• [Text]:
-- Begin --

Port Phillip Bay: a recently drowned river valley
Author - Jenny Lee
Category : Bays and coastlines
 
 
A banjo shark swimming across a field of seagrass in Port Phillip Bay. These sharks are a very familiar sights off the beaches between Altona and the Bellarine Peninsula.
Photo by Steve Frlan.

 

A romantic interpretation of the Lady Nelson at anchor in Hobsons Bay, 1802, created more than eighty years after she sailed through the mouth of Port Phillip Bay.
Etching by F.A. Sleap, published in the Illustrated Australian News, August 1, 1888. Contributed by La Trobe Picture Collection, State Library of Victoria.

 

Port Phillip Bay is a shallow drowned valley that forms an inlet of Bass Strait on the southern coast of the Australian mainland.

With several freshwater rivers and a coastline of 225 kilometres, it has been a natural focus of both Aboriginal and European occupation.

The first recorded European sighting of Port Phillip Bay was by Acting Lieutenant John Murray, in charge of the Lady Nelson, in February 1801. After negotiating the narrow, treacherous entrance at the mouth of the bay, Murray was startled to see a 'most noble sheet of water'. He spent several weeks exploring the southern shores, then claimed the land for the British Crown and named the bay Port King in honour of King George III - or perhaps as a compliment to the governor of New South Wales, Philip Gidley King.

-- End --

• [Stated exercise]:
Write the next part of the Port Phillip Bay article, starting right after its final sentence. The lines after this point have nothing to do with the Port Phillip Bay article.

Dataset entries
-- Begin --

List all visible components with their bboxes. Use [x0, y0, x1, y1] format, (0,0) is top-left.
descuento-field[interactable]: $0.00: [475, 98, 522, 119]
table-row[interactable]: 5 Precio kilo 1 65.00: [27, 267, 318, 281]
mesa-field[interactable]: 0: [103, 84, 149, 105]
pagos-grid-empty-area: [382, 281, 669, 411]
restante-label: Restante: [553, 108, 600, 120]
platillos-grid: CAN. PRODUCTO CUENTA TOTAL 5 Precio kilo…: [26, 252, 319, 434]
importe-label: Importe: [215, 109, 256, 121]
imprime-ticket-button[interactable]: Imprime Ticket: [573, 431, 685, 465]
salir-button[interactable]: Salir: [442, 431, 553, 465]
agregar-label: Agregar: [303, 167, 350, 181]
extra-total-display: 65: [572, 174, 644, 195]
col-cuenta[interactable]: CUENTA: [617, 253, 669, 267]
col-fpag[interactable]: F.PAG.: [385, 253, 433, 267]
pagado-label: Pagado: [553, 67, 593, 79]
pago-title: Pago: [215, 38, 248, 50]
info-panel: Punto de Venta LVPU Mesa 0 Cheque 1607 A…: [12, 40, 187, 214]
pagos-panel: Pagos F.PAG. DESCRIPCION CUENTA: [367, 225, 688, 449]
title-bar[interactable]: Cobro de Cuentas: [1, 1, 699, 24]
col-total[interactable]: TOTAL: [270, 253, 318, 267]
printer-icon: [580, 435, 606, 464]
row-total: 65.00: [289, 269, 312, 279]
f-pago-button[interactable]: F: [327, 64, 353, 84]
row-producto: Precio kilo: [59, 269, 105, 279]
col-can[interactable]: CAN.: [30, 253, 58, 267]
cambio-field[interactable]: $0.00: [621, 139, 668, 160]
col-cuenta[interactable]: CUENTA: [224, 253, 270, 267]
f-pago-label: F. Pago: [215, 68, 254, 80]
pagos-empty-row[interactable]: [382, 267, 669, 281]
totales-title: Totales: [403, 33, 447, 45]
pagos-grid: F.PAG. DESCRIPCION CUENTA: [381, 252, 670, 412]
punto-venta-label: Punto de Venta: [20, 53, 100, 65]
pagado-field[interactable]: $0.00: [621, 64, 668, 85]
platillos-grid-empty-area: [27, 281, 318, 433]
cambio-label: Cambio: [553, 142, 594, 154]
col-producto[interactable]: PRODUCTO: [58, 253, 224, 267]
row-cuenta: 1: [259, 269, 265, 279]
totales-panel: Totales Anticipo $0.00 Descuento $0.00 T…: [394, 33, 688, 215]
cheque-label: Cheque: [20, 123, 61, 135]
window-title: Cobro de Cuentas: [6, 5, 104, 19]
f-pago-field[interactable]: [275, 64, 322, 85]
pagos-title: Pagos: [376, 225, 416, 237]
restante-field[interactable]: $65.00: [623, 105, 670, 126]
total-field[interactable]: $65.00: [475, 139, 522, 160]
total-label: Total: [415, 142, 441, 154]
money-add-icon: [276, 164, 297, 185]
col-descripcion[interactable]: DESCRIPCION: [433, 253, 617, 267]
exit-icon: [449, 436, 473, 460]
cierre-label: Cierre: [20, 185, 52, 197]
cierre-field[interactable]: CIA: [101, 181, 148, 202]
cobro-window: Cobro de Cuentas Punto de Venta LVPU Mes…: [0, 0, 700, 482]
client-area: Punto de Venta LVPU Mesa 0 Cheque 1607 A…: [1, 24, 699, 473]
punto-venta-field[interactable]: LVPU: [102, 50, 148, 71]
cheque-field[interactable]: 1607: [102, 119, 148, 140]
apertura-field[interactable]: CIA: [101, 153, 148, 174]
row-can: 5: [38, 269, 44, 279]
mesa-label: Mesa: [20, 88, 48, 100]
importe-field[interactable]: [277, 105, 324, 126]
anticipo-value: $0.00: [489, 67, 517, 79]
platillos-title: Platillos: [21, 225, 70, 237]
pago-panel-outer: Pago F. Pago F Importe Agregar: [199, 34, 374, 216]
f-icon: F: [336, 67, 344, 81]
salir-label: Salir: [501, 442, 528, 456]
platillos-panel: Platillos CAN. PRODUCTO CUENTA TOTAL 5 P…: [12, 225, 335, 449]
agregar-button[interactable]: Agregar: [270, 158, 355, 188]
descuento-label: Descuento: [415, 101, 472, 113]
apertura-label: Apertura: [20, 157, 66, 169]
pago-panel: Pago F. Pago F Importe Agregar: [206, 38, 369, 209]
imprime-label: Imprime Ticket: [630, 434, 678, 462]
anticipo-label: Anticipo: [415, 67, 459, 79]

-- End --
-- Begin --

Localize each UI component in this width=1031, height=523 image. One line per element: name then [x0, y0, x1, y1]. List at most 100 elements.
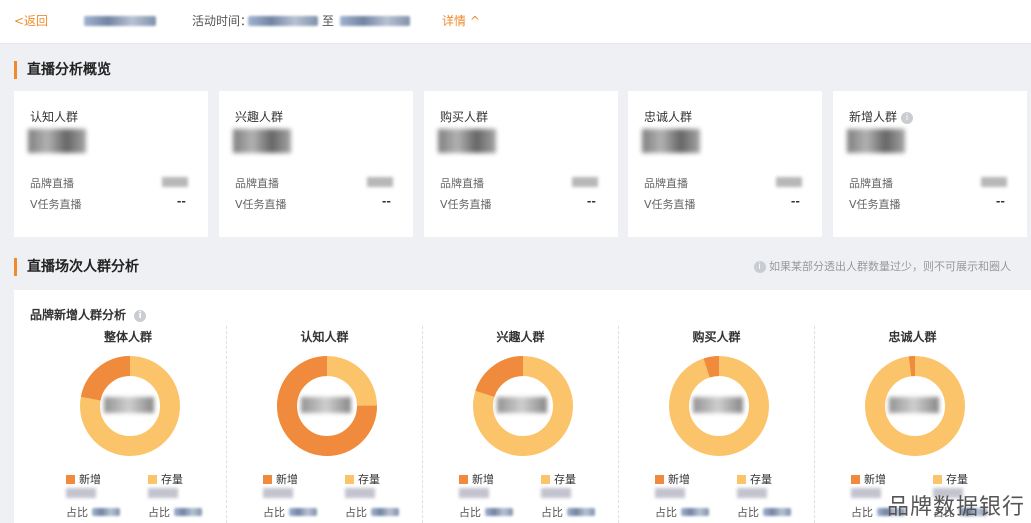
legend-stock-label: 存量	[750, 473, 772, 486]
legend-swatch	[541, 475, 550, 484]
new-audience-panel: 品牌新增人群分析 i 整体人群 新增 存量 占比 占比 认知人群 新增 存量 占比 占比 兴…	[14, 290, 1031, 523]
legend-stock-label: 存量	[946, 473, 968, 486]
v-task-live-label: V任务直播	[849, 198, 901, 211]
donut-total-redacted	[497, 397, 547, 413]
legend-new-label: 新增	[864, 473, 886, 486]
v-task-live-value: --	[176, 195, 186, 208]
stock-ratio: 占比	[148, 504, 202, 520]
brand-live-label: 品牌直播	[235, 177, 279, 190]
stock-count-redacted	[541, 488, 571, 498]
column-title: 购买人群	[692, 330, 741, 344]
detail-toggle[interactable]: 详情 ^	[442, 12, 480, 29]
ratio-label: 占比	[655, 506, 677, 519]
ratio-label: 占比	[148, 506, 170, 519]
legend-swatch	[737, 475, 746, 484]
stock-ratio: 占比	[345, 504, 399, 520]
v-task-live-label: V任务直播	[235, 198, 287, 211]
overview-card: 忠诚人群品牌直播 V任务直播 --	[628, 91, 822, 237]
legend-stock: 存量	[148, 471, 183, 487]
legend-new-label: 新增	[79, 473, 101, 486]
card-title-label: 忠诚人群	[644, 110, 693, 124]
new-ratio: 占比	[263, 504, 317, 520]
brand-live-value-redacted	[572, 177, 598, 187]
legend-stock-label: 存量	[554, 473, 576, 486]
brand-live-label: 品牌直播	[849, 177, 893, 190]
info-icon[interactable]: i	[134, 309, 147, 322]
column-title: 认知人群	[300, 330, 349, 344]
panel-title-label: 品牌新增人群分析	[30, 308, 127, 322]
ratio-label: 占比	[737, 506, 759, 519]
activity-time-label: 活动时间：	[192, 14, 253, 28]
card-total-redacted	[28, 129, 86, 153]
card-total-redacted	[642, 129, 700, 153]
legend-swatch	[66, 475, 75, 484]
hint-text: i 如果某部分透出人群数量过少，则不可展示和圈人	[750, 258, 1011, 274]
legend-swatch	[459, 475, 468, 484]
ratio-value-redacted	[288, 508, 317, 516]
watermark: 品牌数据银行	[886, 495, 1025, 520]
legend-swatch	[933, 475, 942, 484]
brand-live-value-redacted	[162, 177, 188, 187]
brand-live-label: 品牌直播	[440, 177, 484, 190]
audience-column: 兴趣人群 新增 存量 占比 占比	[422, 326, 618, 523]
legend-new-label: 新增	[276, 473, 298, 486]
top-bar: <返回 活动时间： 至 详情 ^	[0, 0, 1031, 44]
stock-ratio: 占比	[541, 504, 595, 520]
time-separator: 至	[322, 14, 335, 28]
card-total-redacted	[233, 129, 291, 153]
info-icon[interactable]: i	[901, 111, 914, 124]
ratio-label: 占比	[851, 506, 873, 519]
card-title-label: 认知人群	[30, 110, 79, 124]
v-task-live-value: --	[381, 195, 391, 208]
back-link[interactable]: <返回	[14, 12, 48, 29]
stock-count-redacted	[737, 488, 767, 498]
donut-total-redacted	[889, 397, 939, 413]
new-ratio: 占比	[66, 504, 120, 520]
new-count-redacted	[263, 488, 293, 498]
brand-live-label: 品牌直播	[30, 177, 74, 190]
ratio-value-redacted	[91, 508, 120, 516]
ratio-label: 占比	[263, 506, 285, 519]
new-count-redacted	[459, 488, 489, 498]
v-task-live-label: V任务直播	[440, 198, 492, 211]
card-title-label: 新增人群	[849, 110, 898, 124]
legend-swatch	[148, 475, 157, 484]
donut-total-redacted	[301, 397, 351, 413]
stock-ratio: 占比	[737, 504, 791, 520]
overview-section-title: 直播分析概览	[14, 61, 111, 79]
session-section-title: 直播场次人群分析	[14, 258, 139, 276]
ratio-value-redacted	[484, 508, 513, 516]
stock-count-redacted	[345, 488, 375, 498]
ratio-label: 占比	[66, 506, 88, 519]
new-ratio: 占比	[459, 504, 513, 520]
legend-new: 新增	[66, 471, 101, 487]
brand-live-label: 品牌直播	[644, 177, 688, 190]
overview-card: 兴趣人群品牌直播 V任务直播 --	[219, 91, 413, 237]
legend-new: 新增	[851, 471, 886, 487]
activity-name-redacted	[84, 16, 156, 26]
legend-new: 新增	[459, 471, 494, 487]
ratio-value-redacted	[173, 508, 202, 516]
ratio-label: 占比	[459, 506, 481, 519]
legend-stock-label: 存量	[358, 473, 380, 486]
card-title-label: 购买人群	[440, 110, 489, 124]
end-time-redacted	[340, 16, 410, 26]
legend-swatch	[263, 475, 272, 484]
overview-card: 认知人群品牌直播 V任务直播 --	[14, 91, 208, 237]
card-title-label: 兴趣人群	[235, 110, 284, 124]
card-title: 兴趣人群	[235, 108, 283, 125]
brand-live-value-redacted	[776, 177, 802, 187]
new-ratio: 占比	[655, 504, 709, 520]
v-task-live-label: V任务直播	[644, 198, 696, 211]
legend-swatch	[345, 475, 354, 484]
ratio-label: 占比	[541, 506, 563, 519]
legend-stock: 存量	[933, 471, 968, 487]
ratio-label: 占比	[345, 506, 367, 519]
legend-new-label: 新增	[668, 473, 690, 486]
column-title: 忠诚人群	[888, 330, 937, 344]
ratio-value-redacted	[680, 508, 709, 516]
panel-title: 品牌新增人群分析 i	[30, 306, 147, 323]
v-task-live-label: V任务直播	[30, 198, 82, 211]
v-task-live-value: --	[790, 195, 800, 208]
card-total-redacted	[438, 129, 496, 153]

-- End --
-- Begin --

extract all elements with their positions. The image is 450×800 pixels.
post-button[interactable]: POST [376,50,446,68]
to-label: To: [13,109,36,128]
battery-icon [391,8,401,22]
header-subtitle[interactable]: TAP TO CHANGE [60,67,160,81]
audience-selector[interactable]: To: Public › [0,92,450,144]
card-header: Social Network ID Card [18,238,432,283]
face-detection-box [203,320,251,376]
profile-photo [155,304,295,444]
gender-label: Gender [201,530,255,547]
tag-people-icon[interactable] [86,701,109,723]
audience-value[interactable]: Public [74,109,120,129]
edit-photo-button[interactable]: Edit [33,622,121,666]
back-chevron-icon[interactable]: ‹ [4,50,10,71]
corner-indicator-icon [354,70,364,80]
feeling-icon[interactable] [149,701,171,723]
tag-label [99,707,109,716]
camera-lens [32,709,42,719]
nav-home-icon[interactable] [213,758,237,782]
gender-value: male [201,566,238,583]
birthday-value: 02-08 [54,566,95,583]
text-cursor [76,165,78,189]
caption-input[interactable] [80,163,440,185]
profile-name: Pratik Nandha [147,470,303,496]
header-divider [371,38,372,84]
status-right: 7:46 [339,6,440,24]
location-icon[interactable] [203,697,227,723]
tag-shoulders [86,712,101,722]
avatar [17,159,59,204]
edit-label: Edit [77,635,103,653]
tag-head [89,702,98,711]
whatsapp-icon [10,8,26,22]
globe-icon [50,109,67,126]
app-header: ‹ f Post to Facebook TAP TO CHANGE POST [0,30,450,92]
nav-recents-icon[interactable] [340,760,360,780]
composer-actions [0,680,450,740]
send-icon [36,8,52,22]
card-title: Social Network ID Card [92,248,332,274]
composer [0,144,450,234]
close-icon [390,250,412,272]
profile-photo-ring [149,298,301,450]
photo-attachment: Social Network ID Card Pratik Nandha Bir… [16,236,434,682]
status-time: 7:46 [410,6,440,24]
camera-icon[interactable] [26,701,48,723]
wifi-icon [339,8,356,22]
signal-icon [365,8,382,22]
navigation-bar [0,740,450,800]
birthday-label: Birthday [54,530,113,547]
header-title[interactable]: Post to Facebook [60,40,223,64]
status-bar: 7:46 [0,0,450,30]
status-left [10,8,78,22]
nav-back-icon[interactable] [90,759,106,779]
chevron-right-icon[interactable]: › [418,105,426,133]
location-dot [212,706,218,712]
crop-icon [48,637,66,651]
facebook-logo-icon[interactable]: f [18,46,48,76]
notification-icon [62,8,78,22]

-- End --

• [Exercise output]:
If Murray intended to flatter his boss, he did not get far. When he returned to Sydney, the governor overruled him. The bay, King announced, would be called Port Phillip to honour his 'worthy and dear friend' Arthur Phillip, the first governor of New South Wales, who 'until now has not had his name bestowed on either stick or stone in the colony'. So Port Phillip it was.

The authorities' opinion of the region soon soured. A survey expedition led by Charles Grimes in the summer of 1802-03 reported unfavourably on the area's agricultural potential, and a year later an attempt to establish a convict settlement on the eastern shore of the bay failed for lack of water. It was not until 1835 that new moves were made to establish a European settlement, and even then the push was led by the private adventurers John Batman and John Pascoe Fawkner without government approval. Within a year there was a regular shipping traffic across Bass Strait, and Europeans and their flocks were pouring into the district from all directions.

Mussels on the sea bed in Port Phillip Bay, just off Point Lillias.
Photo by Steve Frlan.

The breadth of Port Phillip may be 'noble', but its depth is less impressive. In fact, it is a shallow valley that has only been under water for 8500 years. The shipping channels of today were the river beds of not so long ago. Their buoys mark out the submerged valleys like highways across a vast plain.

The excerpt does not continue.